Exercise prompt: Quote the listing below in its entirety.

# # # # # # #

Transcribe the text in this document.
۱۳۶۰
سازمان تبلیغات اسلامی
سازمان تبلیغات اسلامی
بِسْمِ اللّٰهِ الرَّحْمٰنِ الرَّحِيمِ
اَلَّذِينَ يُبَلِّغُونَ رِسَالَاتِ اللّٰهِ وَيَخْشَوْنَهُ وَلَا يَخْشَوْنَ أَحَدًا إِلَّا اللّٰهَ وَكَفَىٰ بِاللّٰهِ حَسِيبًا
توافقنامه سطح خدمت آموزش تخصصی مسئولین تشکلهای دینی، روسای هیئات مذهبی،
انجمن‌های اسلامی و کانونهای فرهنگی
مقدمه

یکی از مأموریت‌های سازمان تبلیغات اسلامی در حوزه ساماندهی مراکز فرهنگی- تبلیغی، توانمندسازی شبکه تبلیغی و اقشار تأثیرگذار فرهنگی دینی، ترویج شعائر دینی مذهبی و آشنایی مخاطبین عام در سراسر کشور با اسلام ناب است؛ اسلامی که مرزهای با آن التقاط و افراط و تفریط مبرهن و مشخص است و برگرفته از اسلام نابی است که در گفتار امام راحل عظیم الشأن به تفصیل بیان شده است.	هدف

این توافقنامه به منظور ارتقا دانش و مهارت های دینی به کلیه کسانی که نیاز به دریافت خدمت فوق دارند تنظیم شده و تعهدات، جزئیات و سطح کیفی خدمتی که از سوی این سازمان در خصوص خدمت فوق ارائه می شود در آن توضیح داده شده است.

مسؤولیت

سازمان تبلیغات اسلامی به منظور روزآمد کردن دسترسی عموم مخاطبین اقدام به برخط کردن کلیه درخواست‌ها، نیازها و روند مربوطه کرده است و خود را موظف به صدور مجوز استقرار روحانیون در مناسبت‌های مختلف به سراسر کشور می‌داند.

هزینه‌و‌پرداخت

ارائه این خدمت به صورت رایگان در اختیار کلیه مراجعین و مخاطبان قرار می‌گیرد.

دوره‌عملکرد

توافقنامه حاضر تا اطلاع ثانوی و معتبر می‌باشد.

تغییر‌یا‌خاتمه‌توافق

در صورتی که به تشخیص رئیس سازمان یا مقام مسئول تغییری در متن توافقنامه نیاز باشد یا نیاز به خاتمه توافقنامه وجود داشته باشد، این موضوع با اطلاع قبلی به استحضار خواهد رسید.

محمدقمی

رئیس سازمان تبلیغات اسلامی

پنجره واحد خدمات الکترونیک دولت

# # # # # # #

Written reply:
Transcribe the text in this document.
۱۳۶۰
سازمان تبلیغات اسلامی
سازمان تبلیغات اسلامی
بِسْمِ اللّٰهِ الرَّحْمٰنِ الرَّحِيمِ
اَلَّذِينَ يُبَلِّغُونَ رِسَالَاتِ اللّٰهِ وَيَخْشَوْنَهُ وَلَا يَخْشَوْنَ أَحَدًا إِلَّا اللّٰهَ وَكَفَىٰ بِاللّٰهِ حَسِيبًا
توافقنامه سطح خدمت آموزش تخصصی مسئولین تشکلهای دینی، روسای هیئات مذهبی،
انجمن‌های اسلامی و کانونهای فرهنگی
مقدمه

یکی از مأموریت‌های سازمان تبلیغات اسلامی در حوزه ساماندهی مراکز فرهنگی- تبلیغی، توانمندسازی شبکه تبلیغی و اقشار تأثیرگذار فرهنگی دینی، ترویج شعائر دینی مذهبی و آشنایی مخاطبین عام در سراسر کشور با اسلام ناب است؛ اسلامی که مرزهای با آن التقاط و افراط و تفریط مبرهن و مشخص است و برگرفته از اسلام نابی است که در گفتار امام راحل عظیم الشأن به تفصیل بیان شده است.	هدف

این توافقنامه به منظور ارتقا دانش و مهارت های دینی به کلیه کسانی که نیاز به دریافت خدمت فوق دارند تنظیم شده و تعهدات، جزئیات و سطح کیفی خدمتی که از سوی این سازمان در خصوص خدمت فوق ارائه می شود در آن توضیح داده شده است.

مسؤولیت

سازمان تبلیغات اسلامی به منظور روزآمد کردن دسترسی عموم مخاطبین اقدام به برخط کردن کلیه درخواست‌ها، نیازها و روند مربوطه کرده است و خود را موظف به صدور مجوز استقرار روحانیون در مناسبت‌های مختلف به سراسر کشور می‌داند.

هزینه‌و‌پرداخت

ارائه این خدمت به صورت رایگان در اختیار کلیه مراجعین و مخاطبان قرار می‌گیرد.

دوره‌عملکرد

توافقنامه حاضر تا اطلاع ثانوی و معتبر می‌باشد.

تغییر‌یا‌خاتمه‌توافق

در صورتی که به تشخیص رئیس سازمان یا مقام مسئول تغییری در متن توافقنامه نیاز باشد یا نیاز به خاتمه توافقنامه وجود داشته باشد، این موضوع با اطلاع قبلی به استحضار خواهد رسید.

محمدقمی

رئیس سازمان تبلیغات اسلامی

پنجره واحد خدمات الکترونیک دولت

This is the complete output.